• [TASK STATEMENT]:
Your task is to output the listing word for word, with pictures excluded.

• [Collection entries]:

***

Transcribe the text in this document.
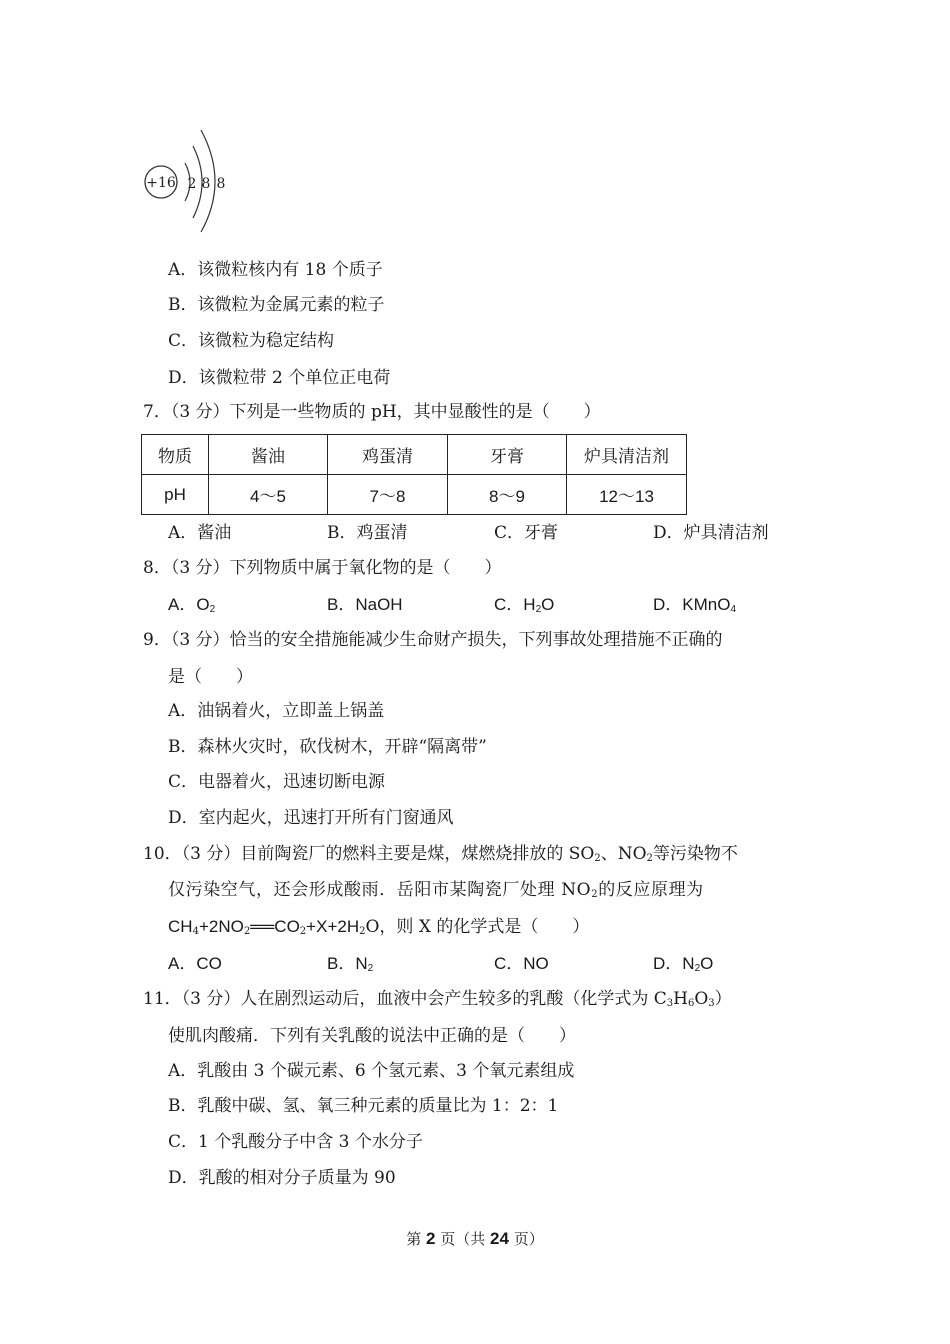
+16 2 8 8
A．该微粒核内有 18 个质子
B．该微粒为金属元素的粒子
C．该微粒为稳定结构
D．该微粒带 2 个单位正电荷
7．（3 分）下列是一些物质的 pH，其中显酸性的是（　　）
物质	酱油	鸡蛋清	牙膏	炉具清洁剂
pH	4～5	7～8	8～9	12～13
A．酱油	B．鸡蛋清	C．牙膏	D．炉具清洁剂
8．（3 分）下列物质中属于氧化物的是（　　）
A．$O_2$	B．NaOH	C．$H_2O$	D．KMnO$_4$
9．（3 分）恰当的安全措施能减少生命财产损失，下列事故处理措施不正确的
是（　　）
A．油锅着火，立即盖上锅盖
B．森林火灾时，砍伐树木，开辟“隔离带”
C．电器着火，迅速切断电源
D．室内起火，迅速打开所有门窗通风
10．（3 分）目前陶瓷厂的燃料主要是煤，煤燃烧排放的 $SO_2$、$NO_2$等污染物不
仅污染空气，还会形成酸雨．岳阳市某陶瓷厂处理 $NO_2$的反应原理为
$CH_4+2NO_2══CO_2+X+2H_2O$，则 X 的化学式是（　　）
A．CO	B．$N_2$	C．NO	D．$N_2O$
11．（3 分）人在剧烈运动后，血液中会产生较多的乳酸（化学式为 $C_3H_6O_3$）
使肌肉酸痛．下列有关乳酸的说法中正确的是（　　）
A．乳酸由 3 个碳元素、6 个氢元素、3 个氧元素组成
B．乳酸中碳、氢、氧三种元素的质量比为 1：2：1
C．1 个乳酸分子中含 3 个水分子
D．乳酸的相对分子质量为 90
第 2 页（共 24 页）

***

• [SOLUTION TO THIS PROBLEM]:
Transcribe the text in this document.
+16 2 8 8
A．该微粒核内有 18 个质子
B．该微粒为金属元素的粒子
C．该微粒为稳定结构
D．该微粒带 2 个单位正电荷
7．（3 分）下列是一些物质的 pH，其中显酸性的是（　　）
物质	酱油	鸡蛋清	牙膏	炉具清洁剂
pH	4～5	7～8	8～9	12～13
A．酱油	B．鸡蛋清	C．牙膏	D．炉具清洁剂
8．（3 分）下列物质中属于氧化物的是（　　）
A．$O_2$	B．NaOH	C．$H_2O$	D．KMnO$_4$
9．（3 分）恰当的安全措施能减少生命财产损失，下列事故处理措施不正确的
是（　　）
A．油锅着火，立即盖上锅盖
B．森林火灾时，砍伐树木，开辟“隔离带”
C．电器着火，迅速切断电源
D．室内起火，迅速打开所有门窗通风
10．（3 分）目前陶瓷厂的燃料主要是煤，煤燃烧排放的 $SO_2$、$NO_2$等污染物不
仅污染空气，还会形成酸雨．岳阳市某陶瓷厂处理 $NO_2$的反应原理为
$CH_4+2NO_2══CO_2+X+2H_2O$，则 X 的化学式是（　　）
A．CO	B．$N_2$	C．NO	D．$N_2O$
11．（3 分）人在剧烈运动后，血液中会产生较多的乳酸（化学式为 $C_3H_6O_3$）
使肌肉酸痛．下列有关乳酸的说法中正确的是（　　）
A．乳酸由 3 个碳元素、6 个氢元素、3 个氧元素组成
B．乳酸中碳、氢、氧三种元素的质量比为 1：2：1
C．1 个乳酸分子中含 3 个水分子
D．乳酸的相对分子质量为 90
第 2 页（共 24 页）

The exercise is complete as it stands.